**What to do:** Omit the pictures, then write out every entry exactly as it reads.

[BEGIN Raw records]

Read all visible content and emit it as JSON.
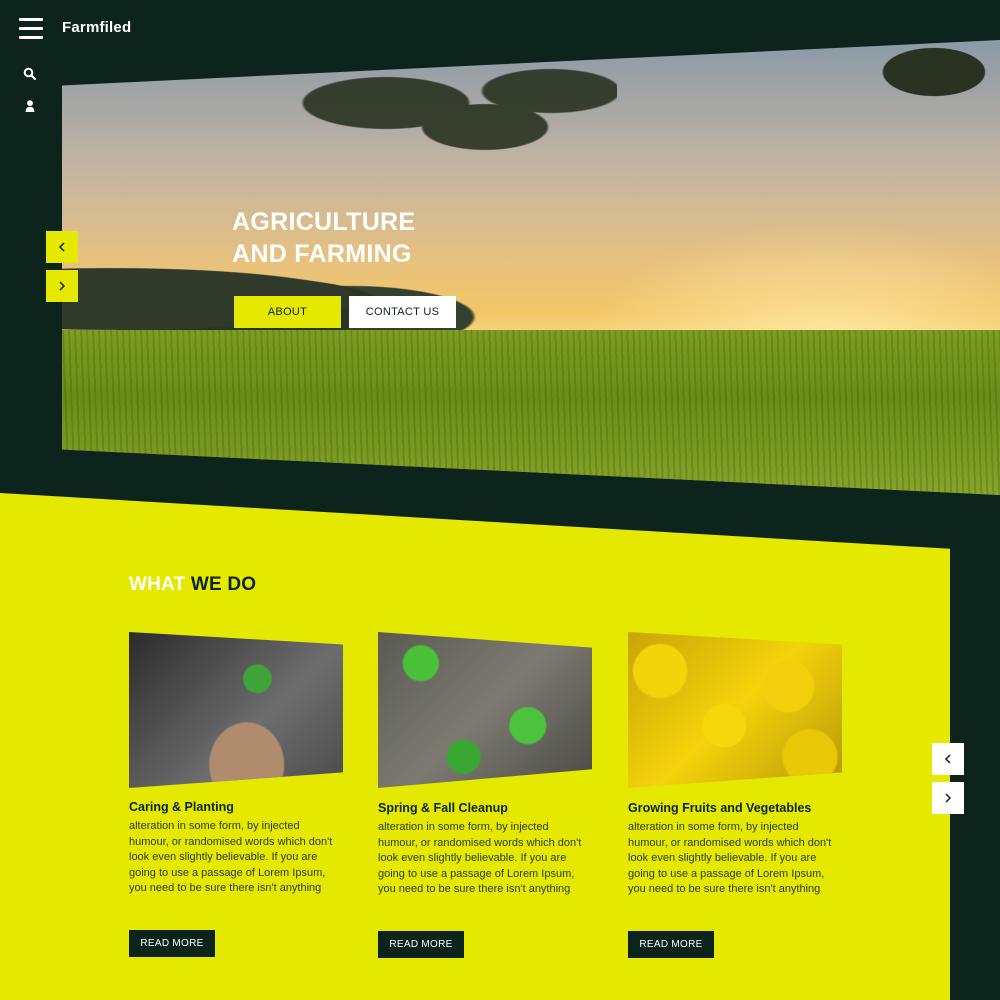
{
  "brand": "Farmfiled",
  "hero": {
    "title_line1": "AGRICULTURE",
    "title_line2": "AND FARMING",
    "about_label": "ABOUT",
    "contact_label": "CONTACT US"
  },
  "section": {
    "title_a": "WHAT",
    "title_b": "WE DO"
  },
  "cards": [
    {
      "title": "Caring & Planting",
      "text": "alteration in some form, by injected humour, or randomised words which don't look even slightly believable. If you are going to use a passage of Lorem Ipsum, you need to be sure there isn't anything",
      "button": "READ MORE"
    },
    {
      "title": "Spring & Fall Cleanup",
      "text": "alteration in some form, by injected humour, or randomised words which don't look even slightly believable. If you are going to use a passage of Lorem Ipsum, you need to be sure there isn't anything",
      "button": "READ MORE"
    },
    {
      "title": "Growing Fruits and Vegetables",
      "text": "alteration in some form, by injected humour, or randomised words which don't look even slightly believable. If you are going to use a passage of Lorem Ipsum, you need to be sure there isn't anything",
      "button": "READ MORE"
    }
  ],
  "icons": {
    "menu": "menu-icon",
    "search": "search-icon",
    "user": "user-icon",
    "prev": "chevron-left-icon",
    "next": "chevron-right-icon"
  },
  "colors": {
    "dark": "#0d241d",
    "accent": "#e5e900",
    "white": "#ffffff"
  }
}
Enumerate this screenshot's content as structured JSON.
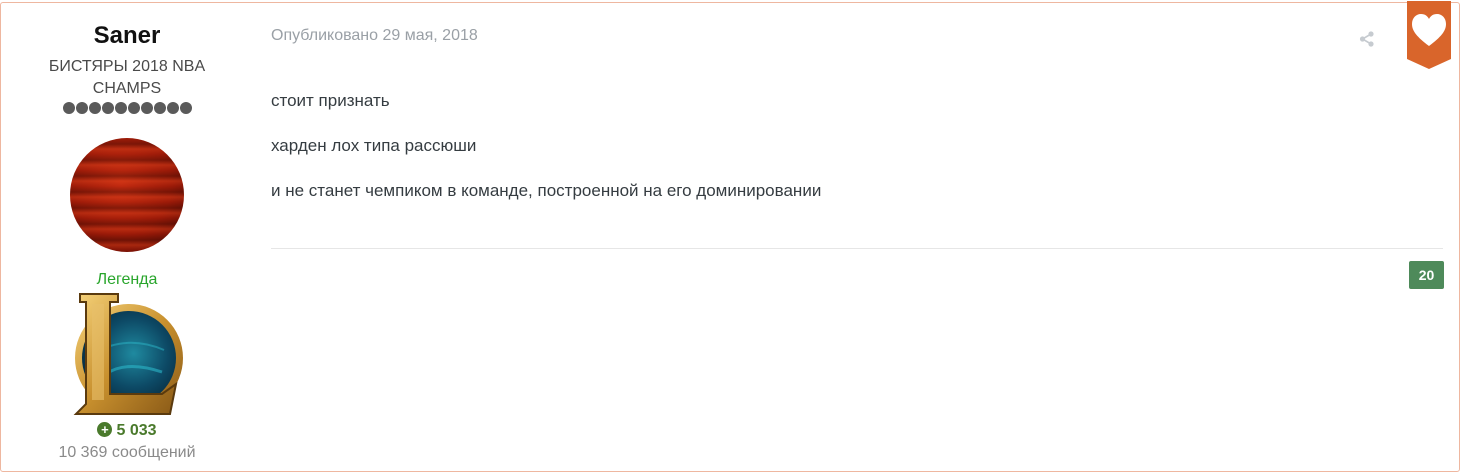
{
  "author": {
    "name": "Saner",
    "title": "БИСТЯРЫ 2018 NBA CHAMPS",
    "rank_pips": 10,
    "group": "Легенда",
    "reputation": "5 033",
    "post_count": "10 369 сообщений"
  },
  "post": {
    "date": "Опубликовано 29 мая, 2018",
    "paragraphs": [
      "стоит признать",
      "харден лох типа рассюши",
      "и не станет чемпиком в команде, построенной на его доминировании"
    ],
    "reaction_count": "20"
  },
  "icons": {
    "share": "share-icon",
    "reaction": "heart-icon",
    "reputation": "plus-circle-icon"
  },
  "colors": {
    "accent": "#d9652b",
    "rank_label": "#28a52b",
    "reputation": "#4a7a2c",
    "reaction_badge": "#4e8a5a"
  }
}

[END Raw records]

**Written reply:**
Read all visible content and emit it as JSON.
{
  "brand": "Farmfiled",
  "hero": {
    "title_line1": "AGRICULTURE",
    "title_line2": "AND FARMING",
    "about_label": "ABOUT",
    "contact_label": "CONTACT US"
  },
  "section": {
    "title_a": "WHAT",
    "title_b": "WE DO"
  },
  "cards": [
    {
      "title": "Caring & Planting",
      "text": "alteration in some form, by injected humour, or randomised words which don't look even slightly believable. If you are going to use a passage of Lorem Ipsum, you need to be sure there isn't anything",
      "button": "READ MORE"
    },
    {
      "title": "Spring & Fall Cleanup",
      "text": "alteration in some form, by injected humour, or randomised words which don't look even slightly believable. If you are going to use a passage of Lorem Ipsum, you need to be sure there isn't anything",
      "button": "READ MORE"
    },
    {
      "title": "Growing Fruits and Vegetables",
      "text": "alteration in some form, by injected humour, or randomised words which don't look even slightly believable. If you are going to use a passage of Lorem Ipsum, you need to be sure there isn't anything",
      "button": "READ MORE"
    }
  ],
  "icons": {
    "menu": "menu-icon",
    "search": "search-icon",
    "user": "user-icon",
    "prev": "chevron-left-icon",
    "next": "chevron-right-icon"
  },
  "colors": {
    "dark": "#0d241d",
    "accent": "#e5e900",
    "white": "#ffffff"
  }
}
Enumerate this screenshot's content as structured JSON.
{
  "author": {
    "name": "Saner",
    "title": "БИСТЯРЫ 2018 NBA CHAMPS",
    "rank_pips": 10,
    "group": "Легенда",
    "reputation": "5 033",
    "post_count": "10 369 сообщений"
  },
  "post": {
    "date": "Опубликовано 29 мая, 2018",
    "paragraphs": [
      "стоит признать",
      "харден лох типа рассюши",
      "и не станет чемпиком в команде, построенной на его доминировании"
    ],
    "reaction_count": "20"
  },
  "icons": {
    "share": "share-icon",
    "reaction": "heart-icon",
    "reputation": "plus-circle-icon"
  },
  "colors": {
    "accent": "#d9652b",
    "rank_label": "#28a52b",
    "reputation": "#4a7a2c",
    "reaction_badge": "#4e8a5a"
  }
}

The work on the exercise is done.